Raw records:
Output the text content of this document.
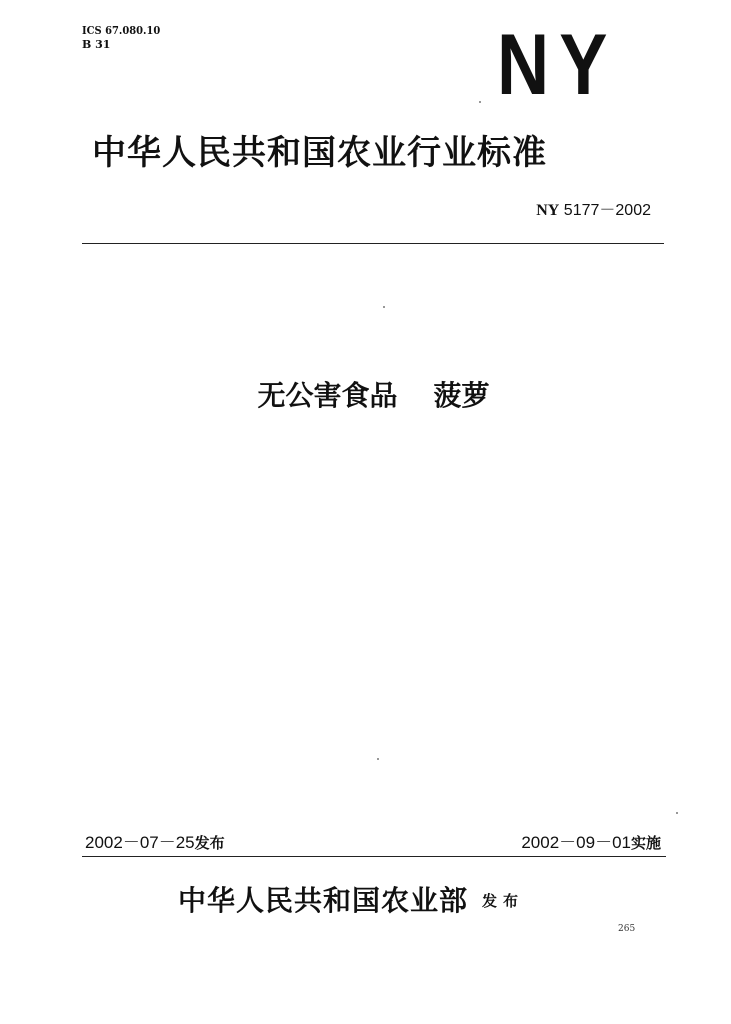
ICS 67.080.10
B 31	NY
中华人民共和国农业行业标准
NY 5177－2002
无公害食品 菠萝
2002－07－25发布	2002－09－01实施
中华人民共和国农业部 发布
265
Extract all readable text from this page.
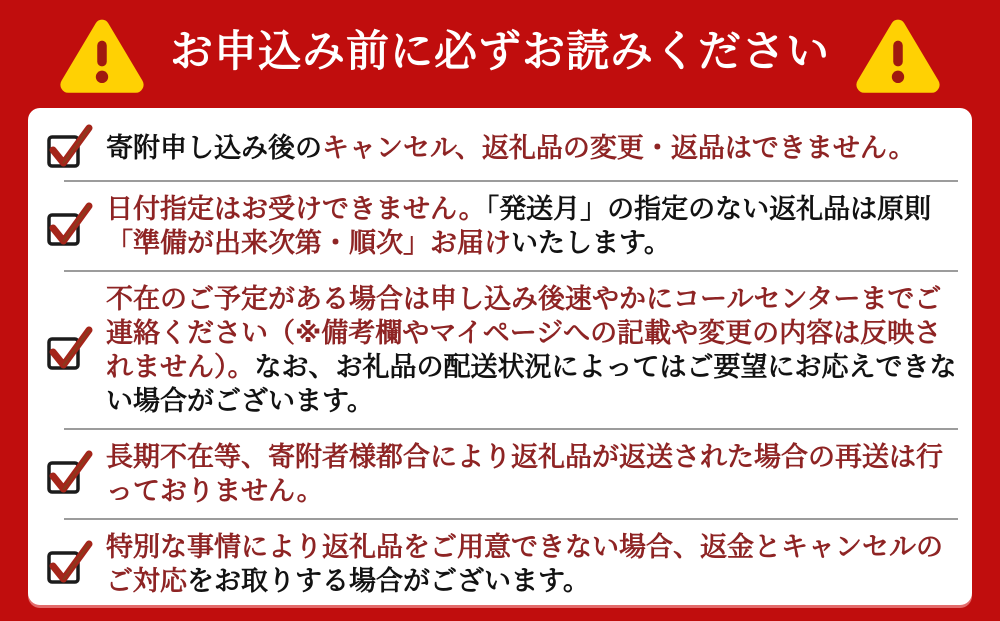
お申込み前に必ずお読みください

寄附申し込み後のキャンセル、返礼品の変更・返品はできません。

日付指定はお受けできません。「発送月」の指定のない返礼品は原則「準備が出来次第・順次」お届けいたします。

不在のご予定がある場合は申し込み後速やかにコールセンターまでご連絡ください（※備考欄やマイページへの記載や変更の内容は反映されません）。なお、お礼品の配送状況によってはご要望にお応えできない場合がございます。

長期不在等、寄附者様都合により返礼品が返送された場合の再送は行っておりません。

特別な事情により返礼品をご用意できない場合、返金とキャンセルのご対応をお取りする場合がございます。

• _TASK GOAL_:
Exclude every picture and copy the remaining data exactly.

• _SOLUTION TO THE EXERCISE_:
Output the text content of this document.
ICS 67.080.10
B 31	NY
中华人民共和国农业行业标准
NY 5177－2002
无公害食品 菠萝
2002－07－25发布	2002－09－01实施
中华人民共和国农业部 发布
265
Extract all readable text from this page.
お申込み前に必ずお読みください

寄附申し込み後のキャンセル、返礼品の変更・返品はできません。

日付指定はお受けできません。「発送月」の指定のない返礼品は原則「準備が出来次第・順次」お届けいたします。

不在のご予定がある場合は申し込み後速やかにコールセンターまでご連絡ください（※備考欄やマイページへの記載や変更の内容は反映されません）。なお、お礼品の配送状況によってはご要望にお応えできない場合がございます。

長期不在等、寄附者様都合により返礼品が返送された場合の再送は行っておりません。

特別な事情により返礼品をご用意できない場合、返金とキャンセルのご対応をお取りする場合がございます。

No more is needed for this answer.